→ **REQUIRED TASK**:
Make an exact copy of the data below, leaving out every picture.

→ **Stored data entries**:
* * *

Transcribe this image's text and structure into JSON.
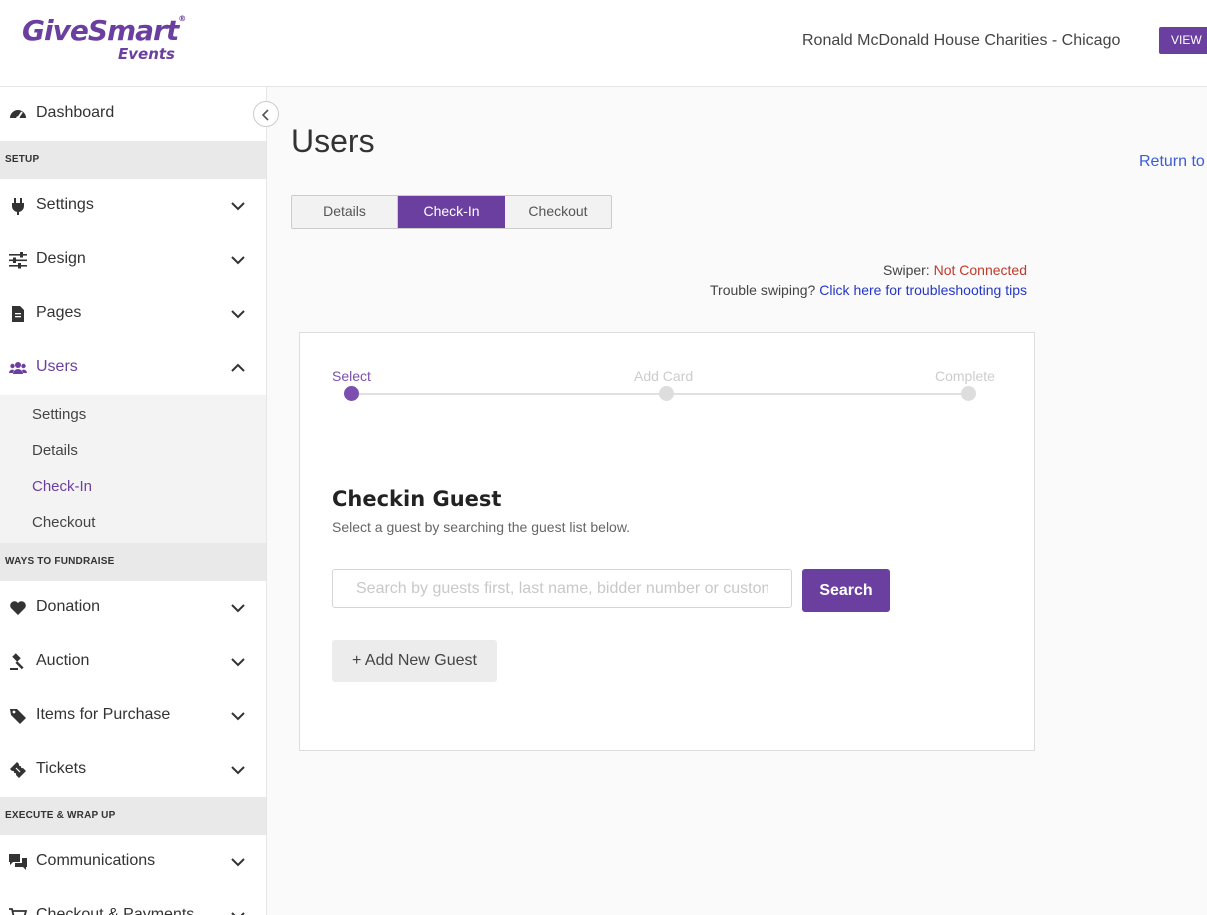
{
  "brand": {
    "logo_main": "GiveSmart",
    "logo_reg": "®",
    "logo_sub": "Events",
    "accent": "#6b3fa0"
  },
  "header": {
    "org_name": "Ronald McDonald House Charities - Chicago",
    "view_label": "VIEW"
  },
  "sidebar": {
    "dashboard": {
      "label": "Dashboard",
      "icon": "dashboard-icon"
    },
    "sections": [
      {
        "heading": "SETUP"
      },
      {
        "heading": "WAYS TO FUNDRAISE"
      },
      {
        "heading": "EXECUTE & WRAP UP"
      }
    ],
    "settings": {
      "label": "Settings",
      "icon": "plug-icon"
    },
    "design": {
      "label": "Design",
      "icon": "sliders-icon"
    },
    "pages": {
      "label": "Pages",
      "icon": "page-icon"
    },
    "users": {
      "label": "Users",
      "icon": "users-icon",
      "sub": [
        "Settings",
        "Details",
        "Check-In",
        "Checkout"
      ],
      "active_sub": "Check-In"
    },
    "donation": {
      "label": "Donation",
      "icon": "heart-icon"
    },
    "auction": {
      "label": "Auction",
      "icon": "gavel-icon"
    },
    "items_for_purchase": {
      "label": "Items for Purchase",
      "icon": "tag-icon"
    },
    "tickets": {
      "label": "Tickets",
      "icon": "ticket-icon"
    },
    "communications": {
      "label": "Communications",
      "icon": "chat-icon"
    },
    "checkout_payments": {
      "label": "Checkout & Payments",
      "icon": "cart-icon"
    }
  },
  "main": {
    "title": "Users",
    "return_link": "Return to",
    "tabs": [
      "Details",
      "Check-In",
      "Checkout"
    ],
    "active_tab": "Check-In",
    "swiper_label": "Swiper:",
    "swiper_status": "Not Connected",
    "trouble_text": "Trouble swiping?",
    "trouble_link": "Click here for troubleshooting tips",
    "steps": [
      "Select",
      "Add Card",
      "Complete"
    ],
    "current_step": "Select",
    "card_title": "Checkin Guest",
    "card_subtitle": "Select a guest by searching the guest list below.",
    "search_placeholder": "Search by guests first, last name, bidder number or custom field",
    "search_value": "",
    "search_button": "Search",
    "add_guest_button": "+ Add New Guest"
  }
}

* * *

→ **ANSWER TO THE EXERCISE**:
Transcribe this image's text and structure into JSON.
{
  "brand": {
    "logo_main": "GiveSmart",
    "logo_reg": "®",
    "logo_sub": "Events",
    "accent": "#6b3fa0"
  },
  "header": {
    "org_name": "Ronald McDonald House Charities - Chicago",
    "view_label": "VIEW"
  },
  "sidebar": {
    "dashboard": {
      "label": "Dashboard",
      "icon": "dashboard-icon"
    },
    "sections": [
      {
        "heading": "SETUP"
      },
      {
        "heading": "WAYS TO FUNDRAISE"
      },
      {
        "heading": "EXECUTE & WRAP UP"
      }
    ],
    "settings": {
      "label": "Settings",
      "icon": "plug-icon"
    },
    "design": {
      "label": "Design",
      "icon": "sliders-icon"
    },
    "pages": {
      "label": "Pages",
      "icon": "page-icon"
    },
    "users": {
      "label": "Users",
      "icon": "users-icon",
      "sub": [
        "Settings",
        "Details",
        "Check-In",
        "Checkout"
      ],
      "active_sub": "Check-In"
    },
    "donation": {
      "label": "Donation",
      "icon": "heart-icon"
    },
    "auction": {
      "label": "Auction",
      "icon": "gavel-icon"
    },
    "items_for_purchase": {
      "label": "Items for Purchase",
      "icon": "tag-icon"
    },
    "tickets": {
      "label": "Tickets",
      "icon": "ticket-icon"
    },
    "communications": {
      "label": "Communications",
      "icon": "chat-icon"
    },
    "checkout_payments": {
      "label": "Checkout & Payments",
      "icon": "cart-icon"
    }
  },
  "main": {
    "title": "Users",
    "return_link": "Return to",
    "tabs": [
      "Details",
      "Check-In",
      "Checkout"
    ],
    "active_tab": "Check-In",
    "swiper_label": "Swiper:",
    "swiper_status": "Not Connected",
    "trouble_text": "Trouble swiping?",
    "trouble_link": "Click here for troubleshooting tips",
    "steps": [
      "Select",
      "Add Card",
      "Complete"
    ],
    "current_step": "Select",
    "card_title": "Checkin Guest",
    "card_subtitle": "Select a guest by searching the guest list below.",
    "search_placeholder": "Search by guests first, last name, bidder number or custom field",
    "search_value": "",
    "search_button": "Search",
    "add_guest_button": "+ Add New Guest"
  }
}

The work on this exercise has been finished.